**DATA LINES**
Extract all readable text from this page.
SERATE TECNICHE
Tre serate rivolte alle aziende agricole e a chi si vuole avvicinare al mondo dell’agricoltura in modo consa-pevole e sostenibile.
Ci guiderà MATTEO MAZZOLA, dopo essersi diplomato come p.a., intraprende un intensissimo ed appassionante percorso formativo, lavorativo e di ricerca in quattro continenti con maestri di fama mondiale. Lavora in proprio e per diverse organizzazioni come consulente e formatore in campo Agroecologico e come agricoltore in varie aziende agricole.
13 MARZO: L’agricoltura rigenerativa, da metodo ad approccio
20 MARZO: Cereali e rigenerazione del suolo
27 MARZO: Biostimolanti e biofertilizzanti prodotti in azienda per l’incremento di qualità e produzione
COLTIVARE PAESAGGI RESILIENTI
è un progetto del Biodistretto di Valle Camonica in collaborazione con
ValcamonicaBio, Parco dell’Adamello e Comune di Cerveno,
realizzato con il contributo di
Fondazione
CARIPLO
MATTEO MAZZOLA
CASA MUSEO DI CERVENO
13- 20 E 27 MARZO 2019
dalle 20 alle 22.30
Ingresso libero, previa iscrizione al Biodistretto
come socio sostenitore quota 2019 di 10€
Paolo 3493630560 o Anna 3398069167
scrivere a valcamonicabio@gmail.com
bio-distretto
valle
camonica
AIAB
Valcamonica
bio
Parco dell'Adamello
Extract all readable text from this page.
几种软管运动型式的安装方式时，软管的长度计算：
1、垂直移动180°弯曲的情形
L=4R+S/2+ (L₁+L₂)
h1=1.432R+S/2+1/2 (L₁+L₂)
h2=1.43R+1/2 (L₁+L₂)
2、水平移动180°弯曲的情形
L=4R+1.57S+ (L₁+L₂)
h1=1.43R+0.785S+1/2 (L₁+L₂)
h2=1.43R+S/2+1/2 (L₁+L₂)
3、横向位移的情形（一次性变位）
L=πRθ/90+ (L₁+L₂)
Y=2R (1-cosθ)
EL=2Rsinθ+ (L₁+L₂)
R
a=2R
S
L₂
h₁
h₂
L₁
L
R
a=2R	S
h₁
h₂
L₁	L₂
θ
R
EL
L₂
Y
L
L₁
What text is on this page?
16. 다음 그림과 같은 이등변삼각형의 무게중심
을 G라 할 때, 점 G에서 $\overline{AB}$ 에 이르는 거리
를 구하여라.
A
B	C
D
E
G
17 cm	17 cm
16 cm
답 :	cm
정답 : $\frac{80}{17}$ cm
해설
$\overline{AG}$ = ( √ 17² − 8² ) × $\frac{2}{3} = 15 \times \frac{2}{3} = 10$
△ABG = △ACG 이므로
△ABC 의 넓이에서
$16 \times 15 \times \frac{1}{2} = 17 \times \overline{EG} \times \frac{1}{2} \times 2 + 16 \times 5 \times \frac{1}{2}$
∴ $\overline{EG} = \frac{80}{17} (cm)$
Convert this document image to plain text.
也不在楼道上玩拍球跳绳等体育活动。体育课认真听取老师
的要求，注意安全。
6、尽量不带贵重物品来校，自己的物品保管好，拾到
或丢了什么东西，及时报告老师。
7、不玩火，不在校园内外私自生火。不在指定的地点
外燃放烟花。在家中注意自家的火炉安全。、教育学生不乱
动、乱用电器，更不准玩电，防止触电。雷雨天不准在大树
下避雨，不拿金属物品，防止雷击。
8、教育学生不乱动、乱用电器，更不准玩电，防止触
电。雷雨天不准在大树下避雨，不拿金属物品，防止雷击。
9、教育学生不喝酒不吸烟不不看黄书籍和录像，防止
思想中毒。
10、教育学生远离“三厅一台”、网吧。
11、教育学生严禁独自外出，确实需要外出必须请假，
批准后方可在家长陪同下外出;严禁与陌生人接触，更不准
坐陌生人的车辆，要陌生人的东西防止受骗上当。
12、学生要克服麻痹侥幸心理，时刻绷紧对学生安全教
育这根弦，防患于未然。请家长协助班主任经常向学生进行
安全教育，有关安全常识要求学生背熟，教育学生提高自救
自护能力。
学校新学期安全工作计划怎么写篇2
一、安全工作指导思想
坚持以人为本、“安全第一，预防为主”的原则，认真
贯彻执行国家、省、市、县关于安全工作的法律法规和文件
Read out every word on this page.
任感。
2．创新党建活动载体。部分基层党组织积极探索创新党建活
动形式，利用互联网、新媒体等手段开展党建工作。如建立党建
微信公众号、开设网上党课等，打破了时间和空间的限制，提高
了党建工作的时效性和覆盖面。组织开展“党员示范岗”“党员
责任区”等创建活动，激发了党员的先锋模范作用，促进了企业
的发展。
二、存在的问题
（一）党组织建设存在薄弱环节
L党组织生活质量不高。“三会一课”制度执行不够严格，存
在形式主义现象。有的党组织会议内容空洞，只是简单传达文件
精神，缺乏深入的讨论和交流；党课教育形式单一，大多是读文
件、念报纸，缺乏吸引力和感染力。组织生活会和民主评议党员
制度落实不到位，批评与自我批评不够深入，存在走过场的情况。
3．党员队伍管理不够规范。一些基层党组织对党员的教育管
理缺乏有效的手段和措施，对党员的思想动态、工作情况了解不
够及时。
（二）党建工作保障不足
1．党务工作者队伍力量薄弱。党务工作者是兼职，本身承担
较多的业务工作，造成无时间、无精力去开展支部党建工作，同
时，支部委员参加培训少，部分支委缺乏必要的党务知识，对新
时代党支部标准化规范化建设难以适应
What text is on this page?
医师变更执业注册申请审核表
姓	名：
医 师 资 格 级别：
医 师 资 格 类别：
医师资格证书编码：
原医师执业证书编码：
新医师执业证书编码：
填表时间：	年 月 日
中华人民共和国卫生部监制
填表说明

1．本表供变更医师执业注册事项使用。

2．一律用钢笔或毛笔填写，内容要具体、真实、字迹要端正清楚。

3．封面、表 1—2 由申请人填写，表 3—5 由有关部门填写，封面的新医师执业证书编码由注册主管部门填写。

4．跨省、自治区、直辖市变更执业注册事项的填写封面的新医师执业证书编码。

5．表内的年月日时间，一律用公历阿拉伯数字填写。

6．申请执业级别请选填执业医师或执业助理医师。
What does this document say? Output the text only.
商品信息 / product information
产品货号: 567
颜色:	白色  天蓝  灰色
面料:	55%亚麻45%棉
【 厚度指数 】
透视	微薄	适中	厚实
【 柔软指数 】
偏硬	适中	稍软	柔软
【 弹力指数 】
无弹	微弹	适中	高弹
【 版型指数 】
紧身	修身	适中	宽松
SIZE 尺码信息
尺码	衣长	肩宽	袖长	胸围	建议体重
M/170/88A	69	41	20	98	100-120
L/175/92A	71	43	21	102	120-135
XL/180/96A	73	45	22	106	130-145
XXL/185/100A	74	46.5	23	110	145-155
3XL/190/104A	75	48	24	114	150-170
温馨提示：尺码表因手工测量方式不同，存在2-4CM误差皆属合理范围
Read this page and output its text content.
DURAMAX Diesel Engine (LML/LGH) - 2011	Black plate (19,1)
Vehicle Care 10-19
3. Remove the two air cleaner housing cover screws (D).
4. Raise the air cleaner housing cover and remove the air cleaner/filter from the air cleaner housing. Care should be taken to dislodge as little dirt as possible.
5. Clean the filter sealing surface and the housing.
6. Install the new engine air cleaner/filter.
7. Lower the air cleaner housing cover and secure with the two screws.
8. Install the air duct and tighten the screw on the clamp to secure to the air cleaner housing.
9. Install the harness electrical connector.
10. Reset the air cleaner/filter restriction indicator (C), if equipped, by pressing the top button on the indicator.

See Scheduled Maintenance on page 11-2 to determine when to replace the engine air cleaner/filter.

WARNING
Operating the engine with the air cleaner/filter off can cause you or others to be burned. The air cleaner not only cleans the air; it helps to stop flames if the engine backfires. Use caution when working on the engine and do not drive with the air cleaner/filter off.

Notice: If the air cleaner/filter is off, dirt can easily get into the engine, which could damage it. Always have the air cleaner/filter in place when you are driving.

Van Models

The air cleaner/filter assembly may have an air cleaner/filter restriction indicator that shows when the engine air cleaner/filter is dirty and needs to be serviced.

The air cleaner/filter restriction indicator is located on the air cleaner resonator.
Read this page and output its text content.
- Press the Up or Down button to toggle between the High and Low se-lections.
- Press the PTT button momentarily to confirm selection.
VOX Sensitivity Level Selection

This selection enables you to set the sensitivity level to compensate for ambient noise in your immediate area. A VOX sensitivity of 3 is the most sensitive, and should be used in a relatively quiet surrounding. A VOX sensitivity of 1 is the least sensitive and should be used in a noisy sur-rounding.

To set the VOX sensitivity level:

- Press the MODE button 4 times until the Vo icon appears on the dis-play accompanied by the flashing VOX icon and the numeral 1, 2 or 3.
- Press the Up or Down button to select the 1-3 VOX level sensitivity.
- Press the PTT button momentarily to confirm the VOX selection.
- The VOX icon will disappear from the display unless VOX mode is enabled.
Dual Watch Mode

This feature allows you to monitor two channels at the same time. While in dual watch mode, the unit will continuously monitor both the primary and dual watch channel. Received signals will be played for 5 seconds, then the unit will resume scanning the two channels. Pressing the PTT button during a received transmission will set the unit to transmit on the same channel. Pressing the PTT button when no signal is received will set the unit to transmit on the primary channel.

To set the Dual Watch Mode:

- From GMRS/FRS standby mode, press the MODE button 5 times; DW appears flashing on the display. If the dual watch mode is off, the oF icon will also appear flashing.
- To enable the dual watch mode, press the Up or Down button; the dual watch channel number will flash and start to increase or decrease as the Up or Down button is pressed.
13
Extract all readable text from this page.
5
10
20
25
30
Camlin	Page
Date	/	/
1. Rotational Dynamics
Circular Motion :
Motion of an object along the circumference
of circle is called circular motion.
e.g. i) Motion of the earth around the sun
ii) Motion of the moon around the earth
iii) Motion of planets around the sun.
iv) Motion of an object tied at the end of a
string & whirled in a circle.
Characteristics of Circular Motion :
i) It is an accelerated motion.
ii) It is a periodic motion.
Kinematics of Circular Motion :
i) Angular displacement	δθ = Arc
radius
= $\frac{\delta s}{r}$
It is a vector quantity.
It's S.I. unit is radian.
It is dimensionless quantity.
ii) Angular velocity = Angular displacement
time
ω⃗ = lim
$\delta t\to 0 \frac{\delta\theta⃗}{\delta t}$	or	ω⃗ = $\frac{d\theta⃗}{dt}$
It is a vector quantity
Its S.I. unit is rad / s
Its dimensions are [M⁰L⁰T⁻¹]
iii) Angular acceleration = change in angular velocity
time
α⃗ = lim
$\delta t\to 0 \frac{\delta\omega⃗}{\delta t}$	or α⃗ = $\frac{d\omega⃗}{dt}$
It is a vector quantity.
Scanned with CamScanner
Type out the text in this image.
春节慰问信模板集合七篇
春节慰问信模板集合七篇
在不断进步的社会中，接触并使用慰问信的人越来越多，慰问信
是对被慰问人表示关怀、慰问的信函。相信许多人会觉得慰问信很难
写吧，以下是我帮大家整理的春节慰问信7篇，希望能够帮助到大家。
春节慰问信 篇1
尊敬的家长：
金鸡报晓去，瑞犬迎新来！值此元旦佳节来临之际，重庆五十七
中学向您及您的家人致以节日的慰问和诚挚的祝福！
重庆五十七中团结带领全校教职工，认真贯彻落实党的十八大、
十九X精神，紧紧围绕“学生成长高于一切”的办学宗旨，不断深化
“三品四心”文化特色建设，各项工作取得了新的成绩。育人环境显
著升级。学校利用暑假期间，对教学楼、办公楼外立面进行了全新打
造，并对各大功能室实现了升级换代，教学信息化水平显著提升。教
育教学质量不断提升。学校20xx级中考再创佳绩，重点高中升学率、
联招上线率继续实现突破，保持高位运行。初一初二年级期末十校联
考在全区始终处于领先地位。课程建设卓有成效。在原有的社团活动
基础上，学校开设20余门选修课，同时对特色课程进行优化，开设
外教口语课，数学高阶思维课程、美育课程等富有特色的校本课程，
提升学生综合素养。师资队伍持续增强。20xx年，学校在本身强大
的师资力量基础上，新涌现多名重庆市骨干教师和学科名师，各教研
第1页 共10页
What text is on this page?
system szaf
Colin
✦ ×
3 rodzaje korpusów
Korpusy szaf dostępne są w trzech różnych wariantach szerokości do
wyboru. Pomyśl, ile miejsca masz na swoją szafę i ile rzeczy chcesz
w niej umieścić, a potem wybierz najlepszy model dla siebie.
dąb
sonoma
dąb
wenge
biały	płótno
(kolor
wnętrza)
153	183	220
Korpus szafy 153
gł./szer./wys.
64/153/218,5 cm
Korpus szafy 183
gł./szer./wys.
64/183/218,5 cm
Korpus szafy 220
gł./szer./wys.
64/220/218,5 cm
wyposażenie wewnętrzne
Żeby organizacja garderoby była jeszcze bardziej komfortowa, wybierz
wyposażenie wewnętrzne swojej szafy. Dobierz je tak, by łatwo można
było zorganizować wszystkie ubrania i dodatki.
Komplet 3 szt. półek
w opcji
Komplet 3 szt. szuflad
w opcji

**WHAT TO WORK ON**
Reproduce each line from the records that contains the word "wyposażenie".

**TASK ANSWER**
wyposażenie wewnętrzne
wyposażenie wewnętrzne swojej szafy. Dobierz je tak, by łatwo można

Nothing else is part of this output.